→ What you will do
Only lines with the string "Completed" matter here; gather them from the material below.
---
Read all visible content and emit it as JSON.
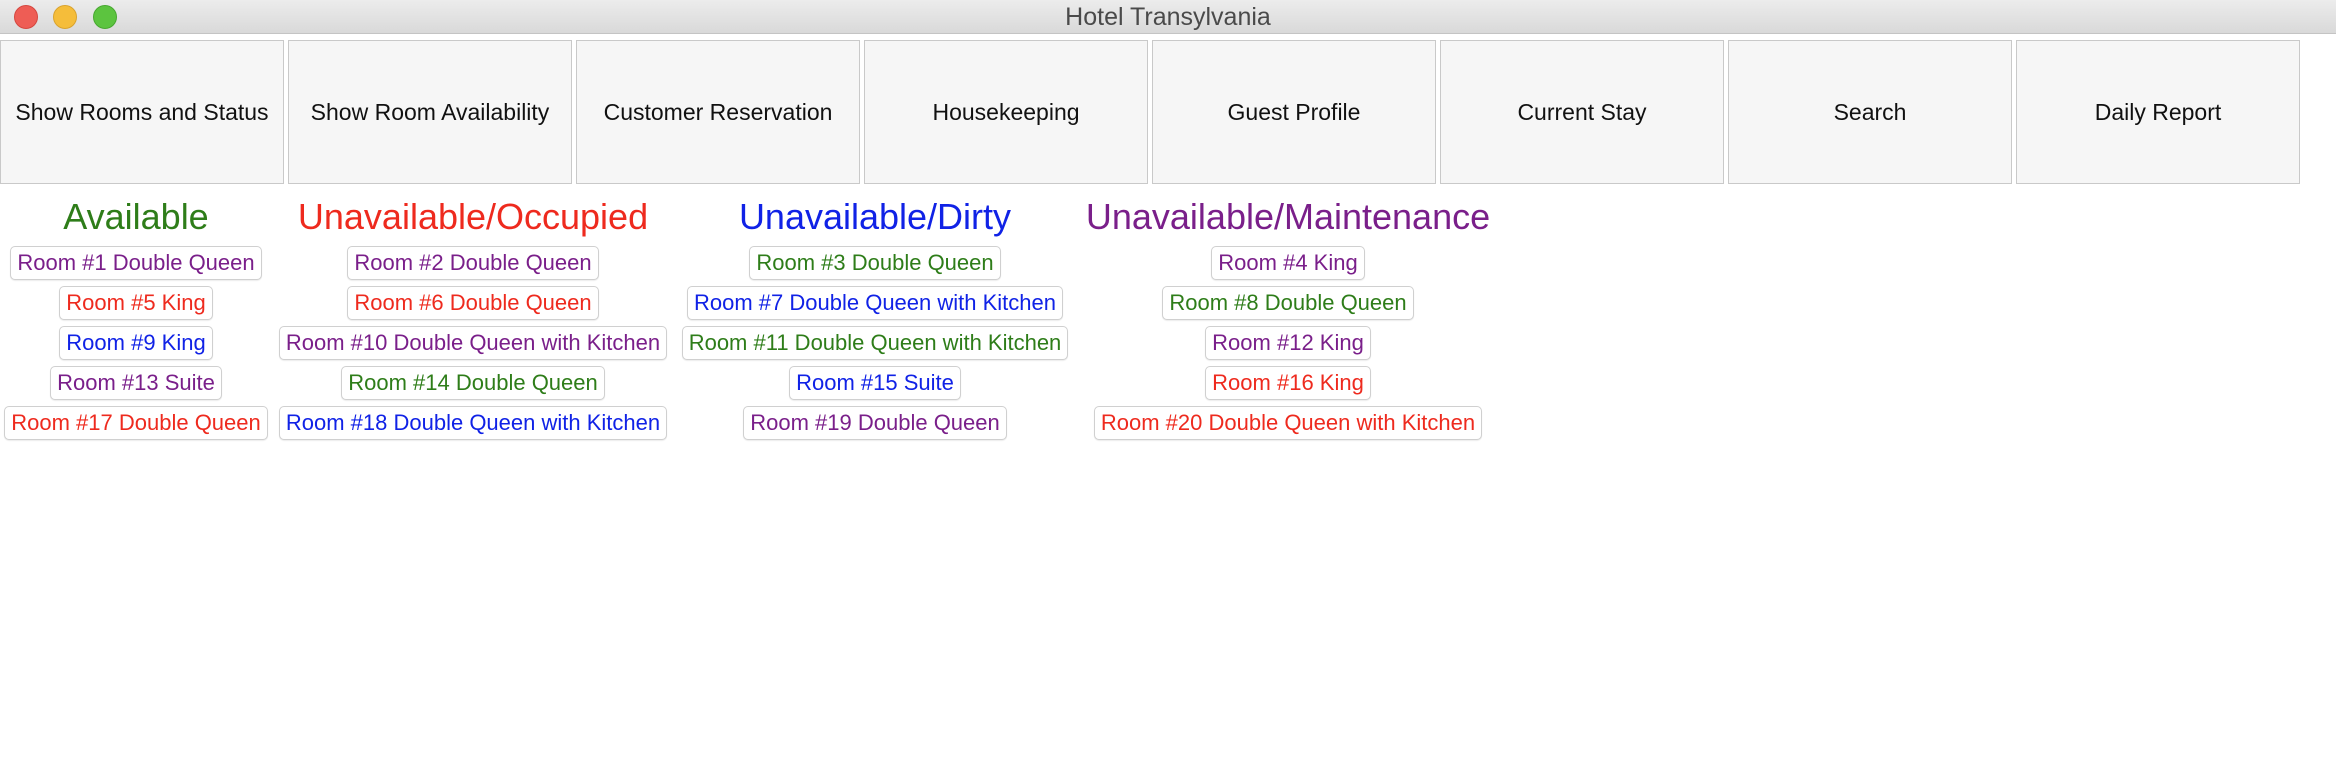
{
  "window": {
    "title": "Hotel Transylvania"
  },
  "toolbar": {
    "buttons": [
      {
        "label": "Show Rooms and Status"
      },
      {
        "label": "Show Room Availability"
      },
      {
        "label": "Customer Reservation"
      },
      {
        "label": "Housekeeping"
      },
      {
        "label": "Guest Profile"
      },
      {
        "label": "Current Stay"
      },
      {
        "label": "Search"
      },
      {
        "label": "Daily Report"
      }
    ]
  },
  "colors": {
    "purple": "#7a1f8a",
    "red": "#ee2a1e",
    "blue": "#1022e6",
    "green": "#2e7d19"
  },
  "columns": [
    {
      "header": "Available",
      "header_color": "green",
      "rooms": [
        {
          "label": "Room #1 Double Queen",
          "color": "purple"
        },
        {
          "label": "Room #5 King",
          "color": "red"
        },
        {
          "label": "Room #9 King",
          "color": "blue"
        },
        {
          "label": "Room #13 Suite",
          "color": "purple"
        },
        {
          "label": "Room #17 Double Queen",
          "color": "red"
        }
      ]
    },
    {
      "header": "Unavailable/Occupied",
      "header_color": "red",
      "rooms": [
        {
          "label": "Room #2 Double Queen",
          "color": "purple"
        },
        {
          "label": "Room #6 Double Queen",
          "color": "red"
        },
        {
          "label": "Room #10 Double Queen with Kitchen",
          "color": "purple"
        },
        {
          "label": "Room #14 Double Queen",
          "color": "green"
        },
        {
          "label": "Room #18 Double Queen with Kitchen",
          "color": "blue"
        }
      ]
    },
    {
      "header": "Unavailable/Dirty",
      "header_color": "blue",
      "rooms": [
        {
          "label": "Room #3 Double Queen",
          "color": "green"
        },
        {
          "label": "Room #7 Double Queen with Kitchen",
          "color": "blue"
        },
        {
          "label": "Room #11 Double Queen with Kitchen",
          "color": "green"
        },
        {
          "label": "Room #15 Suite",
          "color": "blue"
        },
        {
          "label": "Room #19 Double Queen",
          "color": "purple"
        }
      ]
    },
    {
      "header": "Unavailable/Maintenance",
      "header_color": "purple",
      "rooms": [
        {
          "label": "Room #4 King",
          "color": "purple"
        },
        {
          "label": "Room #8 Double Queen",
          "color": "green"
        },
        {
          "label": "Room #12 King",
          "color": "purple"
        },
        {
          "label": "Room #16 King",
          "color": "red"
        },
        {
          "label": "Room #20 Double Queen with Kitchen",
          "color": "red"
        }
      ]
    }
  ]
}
---
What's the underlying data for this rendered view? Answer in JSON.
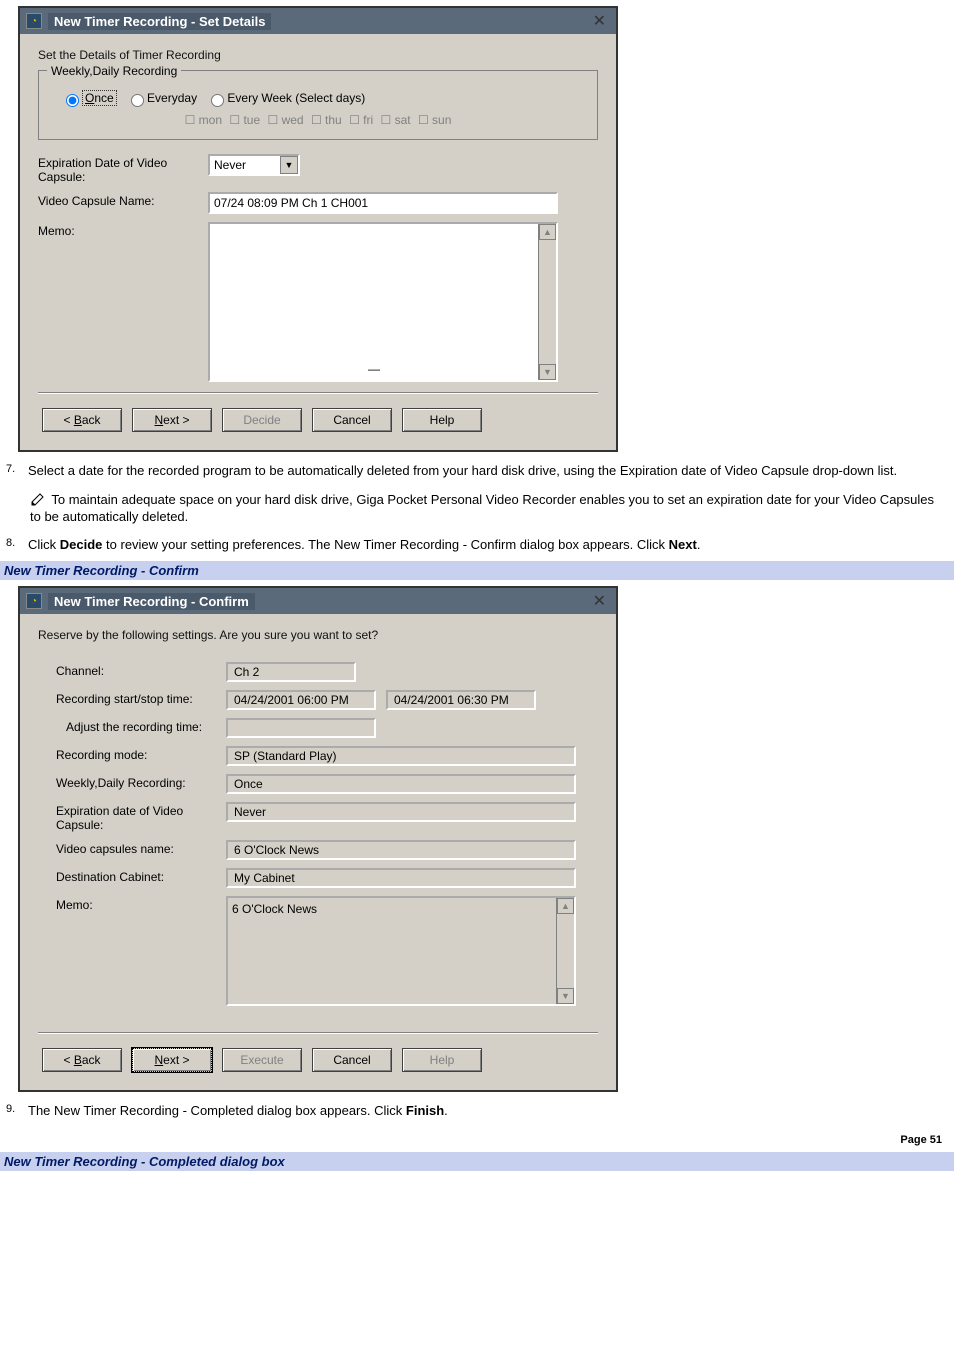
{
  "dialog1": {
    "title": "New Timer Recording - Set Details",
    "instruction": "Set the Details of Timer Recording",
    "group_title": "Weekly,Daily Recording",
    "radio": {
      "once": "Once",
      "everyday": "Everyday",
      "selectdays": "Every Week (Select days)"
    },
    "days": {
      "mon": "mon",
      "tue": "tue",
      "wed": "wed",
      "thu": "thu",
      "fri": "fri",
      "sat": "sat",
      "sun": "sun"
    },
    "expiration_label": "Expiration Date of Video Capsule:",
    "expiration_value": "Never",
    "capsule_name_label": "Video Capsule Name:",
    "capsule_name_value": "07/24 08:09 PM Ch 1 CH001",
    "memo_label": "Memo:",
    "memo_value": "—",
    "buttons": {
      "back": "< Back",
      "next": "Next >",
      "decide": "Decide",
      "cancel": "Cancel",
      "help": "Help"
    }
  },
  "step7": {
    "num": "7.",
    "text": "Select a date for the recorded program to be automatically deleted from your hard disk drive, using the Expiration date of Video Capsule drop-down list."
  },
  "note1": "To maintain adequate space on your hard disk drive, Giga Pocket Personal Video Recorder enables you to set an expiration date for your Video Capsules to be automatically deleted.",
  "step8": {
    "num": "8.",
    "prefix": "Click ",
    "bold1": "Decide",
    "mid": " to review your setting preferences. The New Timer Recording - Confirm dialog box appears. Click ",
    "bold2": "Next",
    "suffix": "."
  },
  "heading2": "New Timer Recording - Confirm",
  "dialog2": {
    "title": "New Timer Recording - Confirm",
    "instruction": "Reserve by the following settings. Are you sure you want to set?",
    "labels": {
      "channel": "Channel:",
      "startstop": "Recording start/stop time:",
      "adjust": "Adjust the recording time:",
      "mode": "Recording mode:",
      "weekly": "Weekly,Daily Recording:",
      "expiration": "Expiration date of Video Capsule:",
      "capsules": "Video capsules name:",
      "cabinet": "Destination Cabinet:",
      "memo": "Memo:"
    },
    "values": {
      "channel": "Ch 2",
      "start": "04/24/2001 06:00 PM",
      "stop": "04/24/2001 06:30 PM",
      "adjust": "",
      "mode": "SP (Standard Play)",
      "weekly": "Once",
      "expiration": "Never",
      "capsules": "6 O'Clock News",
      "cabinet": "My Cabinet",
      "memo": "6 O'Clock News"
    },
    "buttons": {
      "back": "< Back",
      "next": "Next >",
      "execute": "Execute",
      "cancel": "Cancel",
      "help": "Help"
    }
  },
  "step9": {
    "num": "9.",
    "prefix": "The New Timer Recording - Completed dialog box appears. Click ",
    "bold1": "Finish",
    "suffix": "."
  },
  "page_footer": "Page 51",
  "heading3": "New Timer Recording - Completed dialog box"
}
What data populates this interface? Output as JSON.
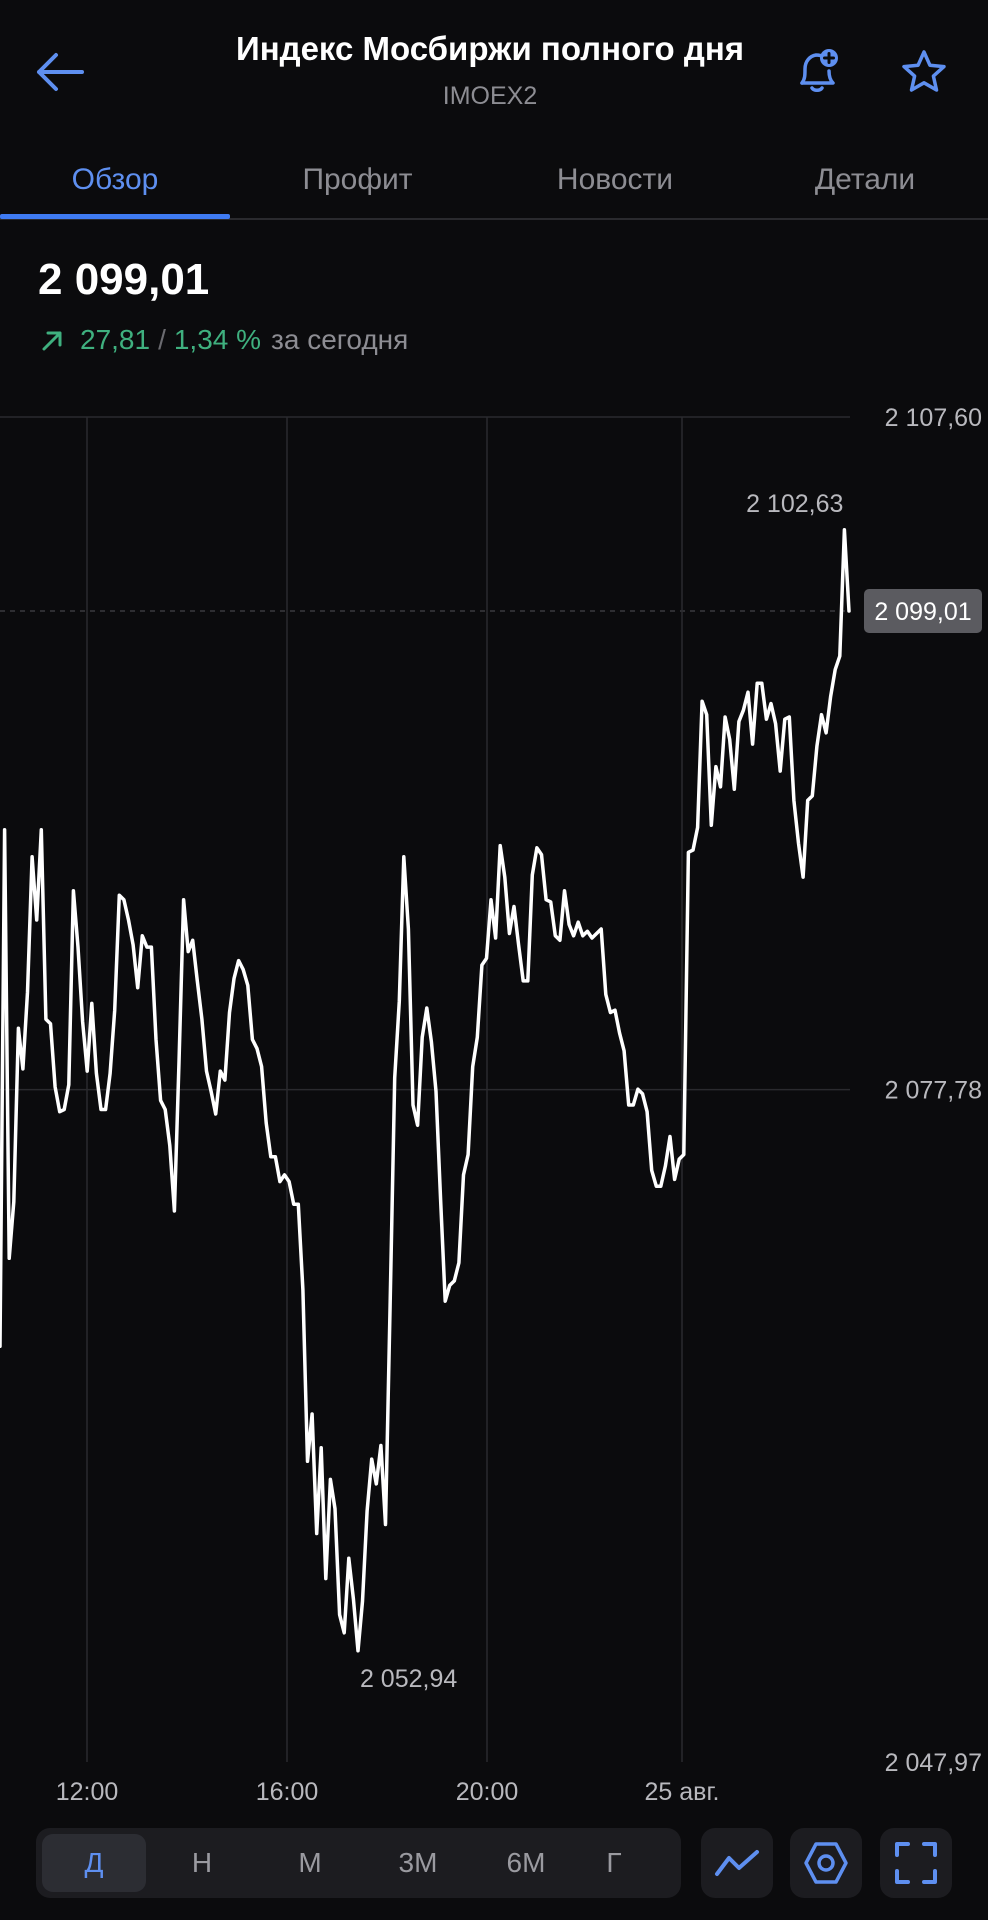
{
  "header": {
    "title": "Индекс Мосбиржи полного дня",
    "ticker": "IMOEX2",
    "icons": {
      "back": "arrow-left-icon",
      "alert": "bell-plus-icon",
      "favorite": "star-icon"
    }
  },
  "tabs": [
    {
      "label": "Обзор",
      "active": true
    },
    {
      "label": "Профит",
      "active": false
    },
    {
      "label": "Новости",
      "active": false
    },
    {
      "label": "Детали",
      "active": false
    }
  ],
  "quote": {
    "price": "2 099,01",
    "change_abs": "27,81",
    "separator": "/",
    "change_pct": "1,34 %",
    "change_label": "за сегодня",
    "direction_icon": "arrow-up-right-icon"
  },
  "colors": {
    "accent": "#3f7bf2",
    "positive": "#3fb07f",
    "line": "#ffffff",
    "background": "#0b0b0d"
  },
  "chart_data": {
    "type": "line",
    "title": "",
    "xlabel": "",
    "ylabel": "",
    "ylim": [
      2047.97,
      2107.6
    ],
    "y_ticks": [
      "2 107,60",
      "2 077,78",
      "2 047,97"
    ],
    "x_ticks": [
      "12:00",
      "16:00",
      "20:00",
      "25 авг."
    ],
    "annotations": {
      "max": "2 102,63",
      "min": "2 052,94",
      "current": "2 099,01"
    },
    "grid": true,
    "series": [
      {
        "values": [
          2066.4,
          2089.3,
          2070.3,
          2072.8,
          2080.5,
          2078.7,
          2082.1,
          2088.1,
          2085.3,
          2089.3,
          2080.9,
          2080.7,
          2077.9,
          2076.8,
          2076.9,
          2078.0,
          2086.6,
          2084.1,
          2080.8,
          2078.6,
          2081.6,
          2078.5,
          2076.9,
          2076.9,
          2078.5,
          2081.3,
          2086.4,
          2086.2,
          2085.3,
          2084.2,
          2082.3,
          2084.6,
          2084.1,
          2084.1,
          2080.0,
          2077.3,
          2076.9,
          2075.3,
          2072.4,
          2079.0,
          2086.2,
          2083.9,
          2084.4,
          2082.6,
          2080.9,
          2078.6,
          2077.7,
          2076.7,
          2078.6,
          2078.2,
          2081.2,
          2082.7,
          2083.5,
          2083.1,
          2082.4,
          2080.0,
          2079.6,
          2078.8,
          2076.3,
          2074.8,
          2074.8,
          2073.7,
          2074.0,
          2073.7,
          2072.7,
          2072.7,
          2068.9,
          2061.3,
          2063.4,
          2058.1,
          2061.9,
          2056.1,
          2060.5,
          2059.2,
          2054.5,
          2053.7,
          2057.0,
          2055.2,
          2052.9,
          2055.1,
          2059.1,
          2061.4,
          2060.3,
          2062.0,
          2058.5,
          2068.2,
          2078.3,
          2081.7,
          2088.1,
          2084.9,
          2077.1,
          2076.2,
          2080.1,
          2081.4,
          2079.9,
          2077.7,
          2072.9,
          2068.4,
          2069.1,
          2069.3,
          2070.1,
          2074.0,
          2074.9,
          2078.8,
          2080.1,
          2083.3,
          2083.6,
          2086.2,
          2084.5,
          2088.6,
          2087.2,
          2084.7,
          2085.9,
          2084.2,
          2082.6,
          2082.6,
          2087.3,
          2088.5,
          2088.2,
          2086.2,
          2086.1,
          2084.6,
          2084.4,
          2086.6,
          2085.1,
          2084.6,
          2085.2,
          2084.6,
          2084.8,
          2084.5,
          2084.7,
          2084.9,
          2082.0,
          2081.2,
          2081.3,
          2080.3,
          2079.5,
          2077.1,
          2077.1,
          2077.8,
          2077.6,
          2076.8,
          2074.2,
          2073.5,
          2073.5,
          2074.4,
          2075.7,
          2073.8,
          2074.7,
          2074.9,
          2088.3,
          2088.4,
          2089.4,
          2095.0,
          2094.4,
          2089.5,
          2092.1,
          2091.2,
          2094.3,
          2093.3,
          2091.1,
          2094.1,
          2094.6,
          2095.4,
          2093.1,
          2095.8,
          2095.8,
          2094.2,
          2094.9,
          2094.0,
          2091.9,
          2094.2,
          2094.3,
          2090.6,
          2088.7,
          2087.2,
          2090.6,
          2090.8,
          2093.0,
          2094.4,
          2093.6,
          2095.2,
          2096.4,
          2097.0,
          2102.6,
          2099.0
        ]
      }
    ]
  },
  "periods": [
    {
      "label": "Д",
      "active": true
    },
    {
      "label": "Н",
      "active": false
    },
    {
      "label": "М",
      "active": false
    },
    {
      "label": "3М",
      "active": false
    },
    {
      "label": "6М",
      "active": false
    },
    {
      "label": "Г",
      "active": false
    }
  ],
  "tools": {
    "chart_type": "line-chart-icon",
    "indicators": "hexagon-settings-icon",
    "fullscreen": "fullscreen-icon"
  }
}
---
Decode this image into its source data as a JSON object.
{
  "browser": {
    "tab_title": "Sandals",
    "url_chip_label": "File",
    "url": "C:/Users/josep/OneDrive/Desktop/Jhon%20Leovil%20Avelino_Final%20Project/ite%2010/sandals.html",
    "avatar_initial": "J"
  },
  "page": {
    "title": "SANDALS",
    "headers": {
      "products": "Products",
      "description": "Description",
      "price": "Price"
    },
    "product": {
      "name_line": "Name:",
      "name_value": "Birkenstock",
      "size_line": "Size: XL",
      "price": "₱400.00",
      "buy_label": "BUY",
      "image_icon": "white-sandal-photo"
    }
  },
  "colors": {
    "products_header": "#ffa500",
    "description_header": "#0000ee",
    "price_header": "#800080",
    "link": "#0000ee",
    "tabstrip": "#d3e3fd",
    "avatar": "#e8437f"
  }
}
---
→ Exercise response
    "prefix": "The New Timer Recording - Completed dialog box appears. Click ",
  "heading3": "New Timer Recording - Completed dialog box"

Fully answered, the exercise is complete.